╔══

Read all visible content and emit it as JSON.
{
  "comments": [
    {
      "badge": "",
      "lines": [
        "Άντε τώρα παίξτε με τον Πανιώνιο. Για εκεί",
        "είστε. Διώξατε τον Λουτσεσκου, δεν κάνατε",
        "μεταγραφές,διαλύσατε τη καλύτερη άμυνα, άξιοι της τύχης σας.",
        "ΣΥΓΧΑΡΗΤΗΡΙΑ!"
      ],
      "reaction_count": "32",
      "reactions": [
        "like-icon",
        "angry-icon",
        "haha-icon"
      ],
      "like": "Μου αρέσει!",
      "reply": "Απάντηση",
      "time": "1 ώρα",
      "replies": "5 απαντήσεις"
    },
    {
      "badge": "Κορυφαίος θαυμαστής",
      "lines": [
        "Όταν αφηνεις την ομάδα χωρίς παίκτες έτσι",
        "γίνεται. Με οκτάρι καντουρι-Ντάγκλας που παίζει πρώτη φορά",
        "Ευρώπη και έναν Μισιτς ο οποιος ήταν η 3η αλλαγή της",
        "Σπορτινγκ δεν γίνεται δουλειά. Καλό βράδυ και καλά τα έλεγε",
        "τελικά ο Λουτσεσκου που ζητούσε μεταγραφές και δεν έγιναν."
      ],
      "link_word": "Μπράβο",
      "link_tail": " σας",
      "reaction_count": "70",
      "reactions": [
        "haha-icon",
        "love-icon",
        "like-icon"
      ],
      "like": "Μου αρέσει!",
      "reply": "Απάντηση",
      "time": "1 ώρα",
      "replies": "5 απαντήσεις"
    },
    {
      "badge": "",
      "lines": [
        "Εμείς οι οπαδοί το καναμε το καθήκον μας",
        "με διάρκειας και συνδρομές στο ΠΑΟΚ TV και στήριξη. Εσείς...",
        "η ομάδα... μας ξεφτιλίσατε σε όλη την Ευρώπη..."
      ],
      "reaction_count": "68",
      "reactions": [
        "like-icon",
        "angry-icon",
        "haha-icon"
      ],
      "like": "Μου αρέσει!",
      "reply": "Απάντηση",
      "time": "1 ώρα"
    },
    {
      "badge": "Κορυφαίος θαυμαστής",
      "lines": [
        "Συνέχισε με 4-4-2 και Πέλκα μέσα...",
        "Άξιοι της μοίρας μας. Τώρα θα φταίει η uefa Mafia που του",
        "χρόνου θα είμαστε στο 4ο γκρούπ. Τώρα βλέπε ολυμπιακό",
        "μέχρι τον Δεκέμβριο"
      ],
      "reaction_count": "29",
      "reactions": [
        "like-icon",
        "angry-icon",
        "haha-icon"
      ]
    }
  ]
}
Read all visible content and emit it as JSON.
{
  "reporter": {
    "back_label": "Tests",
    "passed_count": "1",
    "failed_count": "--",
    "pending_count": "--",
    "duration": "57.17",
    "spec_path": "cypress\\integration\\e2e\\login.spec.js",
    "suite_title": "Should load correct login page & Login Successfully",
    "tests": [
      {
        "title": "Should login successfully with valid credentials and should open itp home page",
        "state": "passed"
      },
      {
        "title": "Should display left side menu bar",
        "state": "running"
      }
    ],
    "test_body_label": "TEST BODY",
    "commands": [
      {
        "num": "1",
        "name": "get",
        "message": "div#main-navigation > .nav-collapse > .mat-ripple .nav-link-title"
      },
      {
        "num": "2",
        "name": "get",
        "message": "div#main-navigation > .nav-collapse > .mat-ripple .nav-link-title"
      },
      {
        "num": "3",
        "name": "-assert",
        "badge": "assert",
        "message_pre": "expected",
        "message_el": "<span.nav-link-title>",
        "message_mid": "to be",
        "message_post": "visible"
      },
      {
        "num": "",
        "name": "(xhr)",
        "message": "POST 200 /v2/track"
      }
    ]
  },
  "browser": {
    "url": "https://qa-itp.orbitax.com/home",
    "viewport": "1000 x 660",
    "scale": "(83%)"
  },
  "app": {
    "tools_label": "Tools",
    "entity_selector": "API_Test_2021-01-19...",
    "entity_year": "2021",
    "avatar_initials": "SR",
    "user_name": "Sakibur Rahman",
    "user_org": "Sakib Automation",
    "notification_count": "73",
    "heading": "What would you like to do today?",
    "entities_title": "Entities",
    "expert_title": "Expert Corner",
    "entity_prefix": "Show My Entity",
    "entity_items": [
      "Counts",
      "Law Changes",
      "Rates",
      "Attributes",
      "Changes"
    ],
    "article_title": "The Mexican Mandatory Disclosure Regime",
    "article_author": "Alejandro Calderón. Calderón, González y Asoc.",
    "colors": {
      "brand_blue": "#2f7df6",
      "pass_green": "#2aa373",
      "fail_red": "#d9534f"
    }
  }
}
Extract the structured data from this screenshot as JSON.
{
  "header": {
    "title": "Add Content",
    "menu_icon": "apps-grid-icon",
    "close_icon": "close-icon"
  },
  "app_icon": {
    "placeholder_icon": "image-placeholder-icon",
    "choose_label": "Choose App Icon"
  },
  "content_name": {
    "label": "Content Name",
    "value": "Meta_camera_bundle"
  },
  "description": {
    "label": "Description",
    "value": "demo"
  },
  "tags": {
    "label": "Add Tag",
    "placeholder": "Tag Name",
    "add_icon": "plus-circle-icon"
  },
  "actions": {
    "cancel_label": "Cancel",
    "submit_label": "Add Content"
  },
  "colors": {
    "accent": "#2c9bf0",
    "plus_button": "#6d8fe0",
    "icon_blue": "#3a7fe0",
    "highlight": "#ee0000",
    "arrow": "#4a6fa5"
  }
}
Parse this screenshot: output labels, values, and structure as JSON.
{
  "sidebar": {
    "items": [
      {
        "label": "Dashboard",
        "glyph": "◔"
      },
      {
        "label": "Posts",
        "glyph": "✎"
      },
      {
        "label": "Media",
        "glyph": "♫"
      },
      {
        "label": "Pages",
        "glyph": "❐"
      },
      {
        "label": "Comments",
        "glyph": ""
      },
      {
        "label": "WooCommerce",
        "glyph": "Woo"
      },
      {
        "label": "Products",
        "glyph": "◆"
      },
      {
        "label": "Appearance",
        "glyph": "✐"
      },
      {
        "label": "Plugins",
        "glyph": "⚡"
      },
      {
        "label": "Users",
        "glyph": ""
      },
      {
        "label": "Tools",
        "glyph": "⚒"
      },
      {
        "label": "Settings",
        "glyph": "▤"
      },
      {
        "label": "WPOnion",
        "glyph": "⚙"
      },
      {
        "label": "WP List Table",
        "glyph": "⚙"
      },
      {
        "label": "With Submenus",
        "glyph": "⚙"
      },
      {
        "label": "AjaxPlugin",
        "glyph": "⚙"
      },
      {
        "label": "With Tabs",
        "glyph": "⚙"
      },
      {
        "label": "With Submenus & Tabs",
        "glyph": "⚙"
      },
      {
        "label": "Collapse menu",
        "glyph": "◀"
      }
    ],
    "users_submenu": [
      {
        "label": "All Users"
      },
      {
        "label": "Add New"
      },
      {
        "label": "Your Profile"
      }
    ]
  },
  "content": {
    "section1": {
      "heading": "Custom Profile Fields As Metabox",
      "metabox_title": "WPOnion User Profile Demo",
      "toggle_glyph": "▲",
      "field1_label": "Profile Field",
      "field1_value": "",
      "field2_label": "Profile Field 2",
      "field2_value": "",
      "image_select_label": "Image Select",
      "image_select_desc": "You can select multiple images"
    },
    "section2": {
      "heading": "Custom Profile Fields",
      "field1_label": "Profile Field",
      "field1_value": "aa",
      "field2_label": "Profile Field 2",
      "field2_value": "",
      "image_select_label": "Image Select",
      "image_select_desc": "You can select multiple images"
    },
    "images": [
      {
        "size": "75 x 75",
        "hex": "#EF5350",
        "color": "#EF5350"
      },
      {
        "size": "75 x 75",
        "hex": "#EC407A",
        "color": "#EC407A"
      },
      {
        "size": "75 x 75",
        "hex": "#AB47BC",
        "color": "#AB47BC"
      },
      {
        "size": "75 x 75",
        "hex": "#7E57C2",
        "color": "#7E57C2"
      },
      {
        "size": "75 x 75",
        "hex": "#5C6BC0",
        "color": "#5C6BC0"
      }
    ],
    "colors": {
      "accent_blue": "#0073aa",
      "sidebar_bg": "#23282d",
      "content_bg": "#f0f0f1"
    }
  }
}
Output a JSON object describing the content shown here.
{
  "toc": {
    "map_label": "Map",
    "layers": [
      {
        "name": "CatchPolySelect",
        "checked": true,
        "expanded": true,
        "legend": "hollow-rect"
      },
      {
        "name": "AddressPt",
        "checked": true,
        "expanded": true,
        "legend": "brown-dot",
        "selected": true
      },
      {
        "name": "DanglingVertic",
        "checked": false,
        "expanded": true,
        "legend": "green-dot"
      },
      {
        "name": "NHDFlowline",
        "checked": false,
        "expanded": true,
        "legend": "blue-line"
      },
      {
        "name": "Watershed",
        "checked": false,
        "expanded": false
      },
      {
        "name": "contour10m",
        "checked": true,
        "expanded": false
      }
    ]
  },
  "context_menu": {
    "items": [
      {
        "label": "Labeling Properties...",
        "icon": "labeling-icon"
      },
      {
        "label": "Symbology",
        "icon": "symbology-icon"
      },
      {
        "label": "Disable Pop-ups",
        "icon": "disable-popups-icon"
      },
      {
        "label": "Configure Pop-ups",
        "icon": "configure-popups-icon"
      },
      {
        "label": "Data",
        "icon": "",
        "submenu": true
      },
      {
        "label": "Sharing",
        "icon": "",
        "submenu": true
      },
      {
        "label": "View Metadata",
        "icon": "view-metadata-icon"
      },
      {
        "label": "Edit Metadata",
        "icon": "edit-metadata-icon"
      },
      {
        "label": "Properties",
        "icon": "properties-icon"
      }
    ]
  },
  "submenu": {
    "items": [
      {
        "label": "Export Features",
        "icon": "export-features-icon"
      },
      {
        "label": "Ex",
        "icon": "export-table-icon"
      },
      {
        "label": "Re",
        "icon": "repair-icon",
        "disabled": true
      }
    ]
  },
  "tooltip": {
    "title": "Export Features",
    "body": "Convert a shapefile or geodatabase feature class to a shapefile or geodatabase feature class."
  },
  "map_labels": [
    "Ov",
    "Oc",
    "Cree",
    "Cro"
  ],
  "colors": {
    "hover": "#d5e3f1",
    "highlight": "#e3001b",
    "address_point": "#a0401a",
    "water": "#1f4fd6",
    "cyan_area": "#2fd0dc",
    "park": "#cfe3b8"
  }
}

╚══

### TASK DETAILS
Each line that holds the word "Fields" should be extracted from the records.

### SOLUTION TO THIS TASK
      "heading": "Custom Profile Fields As Metabox",
      "heading": "Custom Profile Fields",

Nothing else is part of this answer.